Look for the word "PARTY" in the entries below, then copy every line that has it.

━━━ Available data

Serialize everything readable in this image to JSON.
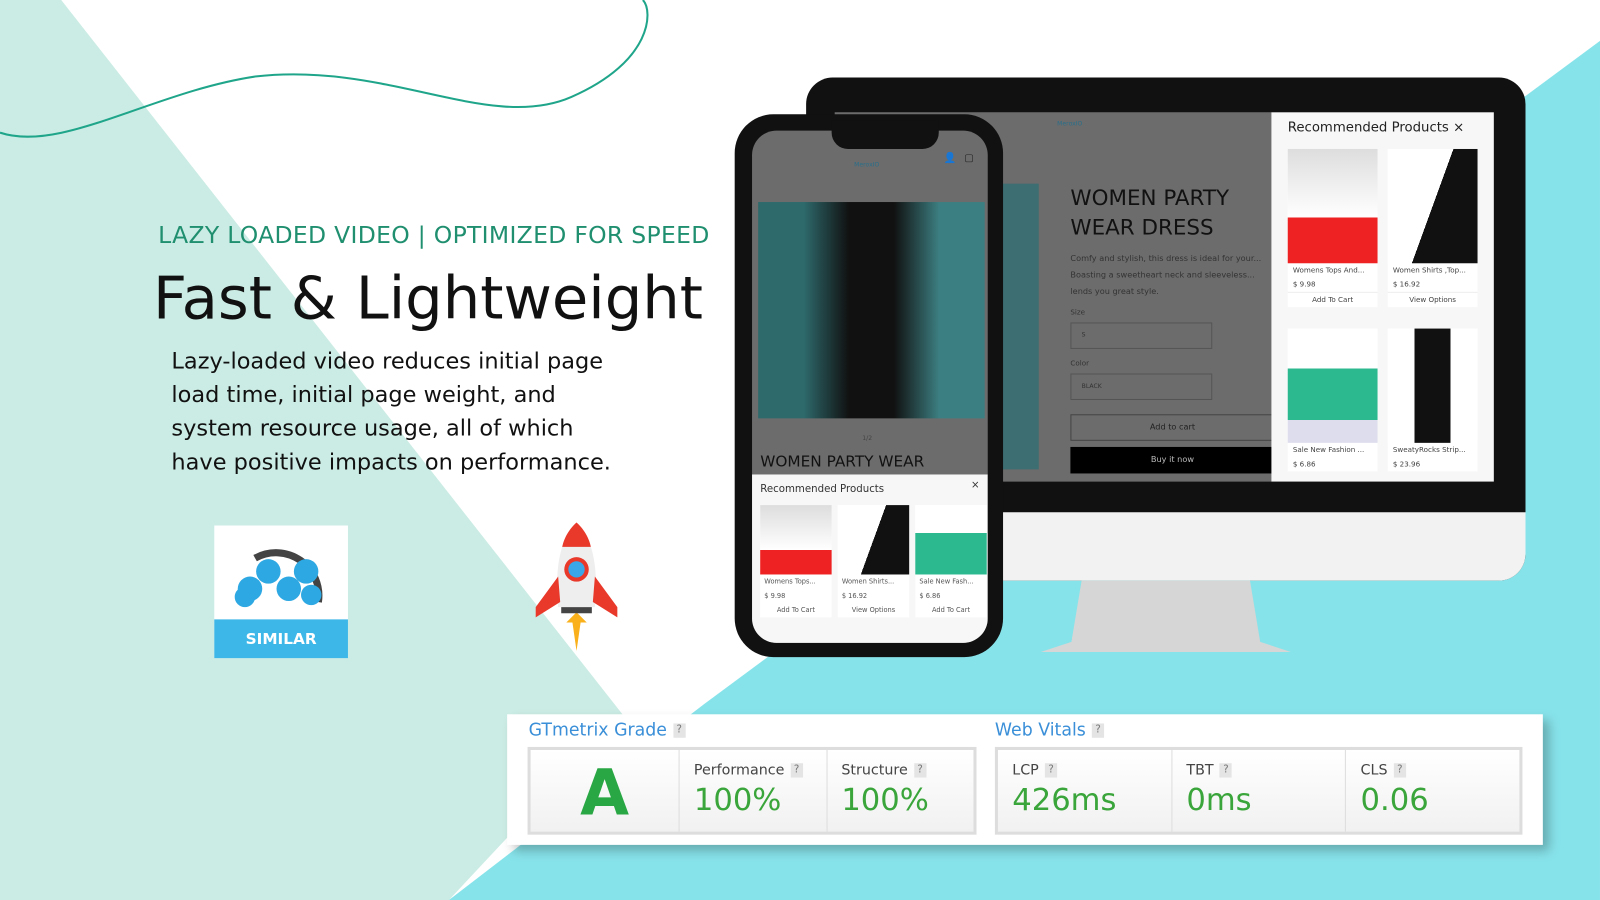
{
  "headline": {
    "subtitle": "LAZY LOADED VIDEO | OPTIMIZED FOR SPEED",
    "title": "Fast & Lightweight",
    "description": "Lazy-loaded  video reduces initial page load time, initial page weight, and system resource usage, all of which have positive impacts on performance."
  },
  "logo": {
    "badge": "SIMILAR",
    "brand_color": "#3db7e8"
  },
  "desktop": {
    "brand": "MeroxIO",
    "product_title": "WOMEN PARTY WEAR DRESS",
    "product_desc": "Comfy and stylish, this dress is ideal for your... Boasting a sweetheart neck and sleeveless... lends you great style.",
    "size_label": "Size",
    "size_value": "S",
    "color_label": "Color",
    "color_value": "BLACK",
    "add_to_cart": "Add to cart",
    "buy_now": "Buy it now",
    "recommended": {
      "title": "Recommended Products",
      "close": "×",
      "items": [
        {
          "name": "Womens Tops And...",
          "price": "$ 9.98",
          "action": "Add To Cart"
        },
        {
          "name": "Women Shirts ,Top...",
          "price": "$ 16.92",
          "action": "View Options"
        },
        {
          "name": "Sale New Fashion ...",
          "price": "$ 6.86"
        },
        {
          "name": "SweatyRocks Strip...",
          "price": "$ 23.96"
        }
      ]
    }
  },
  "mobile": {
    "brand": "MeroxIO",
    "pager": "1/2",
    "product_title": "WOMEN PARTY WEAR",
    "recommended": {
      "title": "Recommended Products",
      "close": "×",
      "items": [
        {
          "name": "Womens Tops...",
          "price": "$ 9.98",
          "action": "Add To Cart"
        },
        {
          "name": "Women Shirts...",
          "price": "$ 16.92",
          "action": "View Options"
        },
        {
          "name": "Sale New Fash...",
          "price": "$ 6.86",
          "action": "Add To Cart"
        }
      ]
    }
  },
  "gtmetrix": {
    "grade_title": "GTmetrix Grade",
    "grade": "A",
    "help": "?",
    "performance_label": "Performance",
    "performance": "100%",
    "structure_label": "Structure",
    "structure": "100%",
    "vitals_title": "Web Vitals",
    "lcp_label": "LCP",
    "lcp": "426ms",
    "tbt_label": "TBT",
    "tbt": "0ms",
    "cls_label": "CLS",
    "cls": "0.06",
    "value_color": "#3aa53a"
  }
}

━━━━━━

◆ Written response ◆
    "product_title": "WOMEN PARTY WEAR DRESS",
    "product_title": "WOMEN PARTY WEAR",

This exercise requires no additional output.